WRITTEN INSTRUCTION: Quote all of the data exactly as given. Skip every picture it contains.
+===+
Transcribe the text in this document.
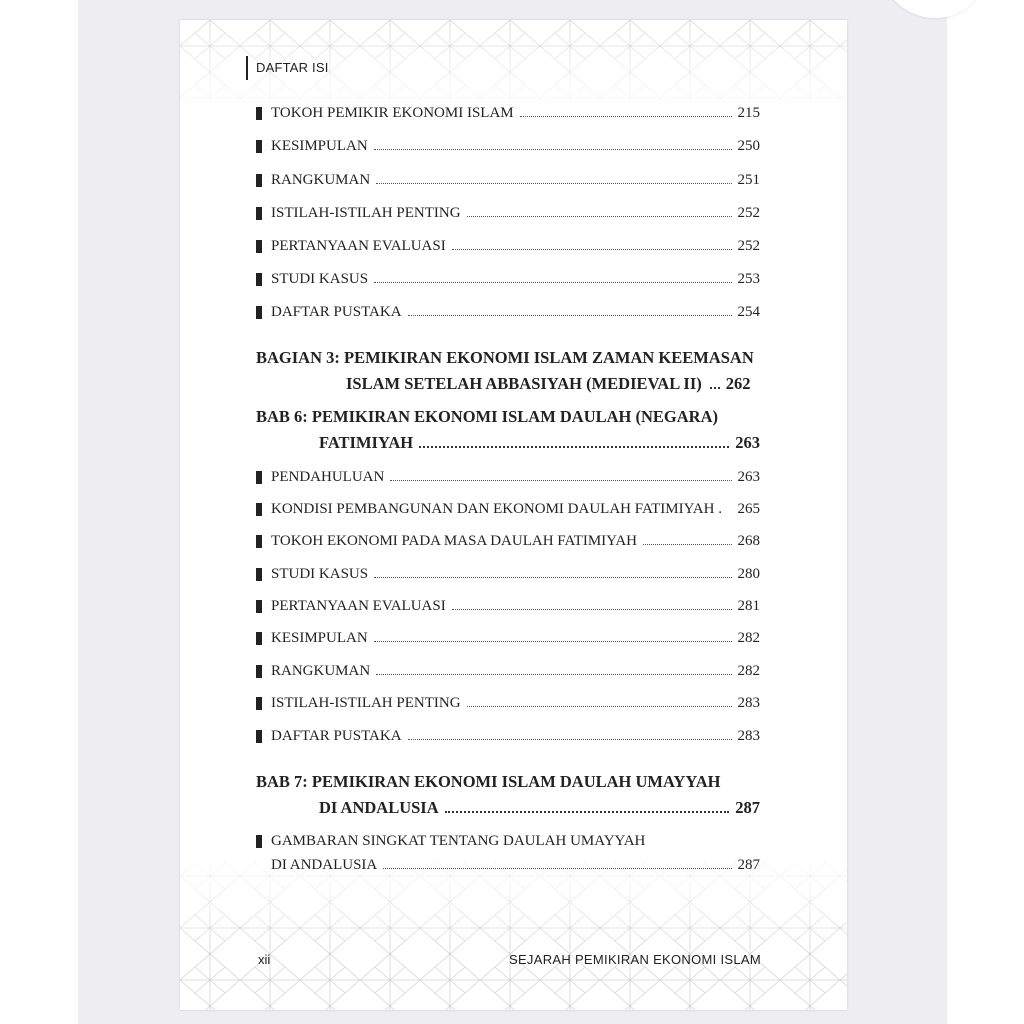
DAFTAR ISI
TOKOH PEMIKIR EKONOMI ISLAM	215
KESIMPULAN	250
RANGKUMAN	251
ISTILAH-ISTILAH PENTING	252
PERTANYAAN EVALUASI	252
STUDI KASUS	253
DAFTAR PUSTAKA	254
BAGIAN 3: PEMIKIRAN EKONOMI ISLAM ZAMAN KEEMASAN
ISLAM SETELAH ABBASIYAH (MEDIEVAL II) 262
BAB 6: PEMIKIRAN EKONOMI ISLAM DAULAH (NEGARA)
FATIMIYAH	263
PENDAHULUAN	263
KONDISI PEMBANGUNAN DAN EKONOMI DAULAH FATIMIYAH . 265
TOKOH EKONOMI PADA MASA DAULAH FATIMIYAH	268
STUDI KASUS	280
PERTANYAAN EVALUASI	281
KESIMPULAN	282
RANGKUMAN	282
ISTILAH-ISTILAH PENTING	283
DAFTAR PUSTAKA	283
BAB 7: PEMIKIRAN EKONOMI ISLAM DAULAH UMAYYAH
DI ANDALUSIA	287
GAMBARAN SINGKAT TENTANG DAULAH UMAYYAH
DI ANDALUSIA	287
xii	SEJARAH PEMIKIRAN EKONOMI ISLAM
+===+
EXERCISE OUTPUT:
Transcribe the text in this document.
DAFTAR ISI
TOKOH PEMIKIR EKONOMI ISLAM	215
KESIMPULAN	250
RANGKUMAN	251
ISTILAH-ISTILAH PENTING	252
PERTANYAAN EVALUASI	252
STUDI KASUS	253
DAFTAR PUSTAKA	254
BAGIAN 3: PEMIKIRAN EKONOMI ISLAM ZAMAN KEEMASAN
ISLAM SETELAH ABBASIYAH (MEDIEVAL II) 262
BAB 6: PEMIKIRAN EKONOMI ISLAM DAULAH (NEGARA)
FATIMIYAH	263
PENDAHULUAN	263
KONDISI PEMBANGUNAN DAN EKONOMI DAULAH FATIMIYAH . 265
TOKOH EKONOMI PADA MASA DAULAH FATIMIYAH	268
STUDI KASUS	280
PERTANYAAN EVALUASI	281
KESIMPULAN	282
RANGKUMAN	282
ISTILAH-ISTILAH PENTING	283
DAFTAR PUSTAKA	283
BAB 7: PEMIKIRAN EKONOMI ISLAM DAULAH UMAYYAH
DI ANDALUSIA	287
GAMBARAN SINGKAT TENTANG DAULAH UMAYYAH
DI ANDALUSIA	287
xii	SEJARAH PEMIKIRAN EKONOMI ISLAM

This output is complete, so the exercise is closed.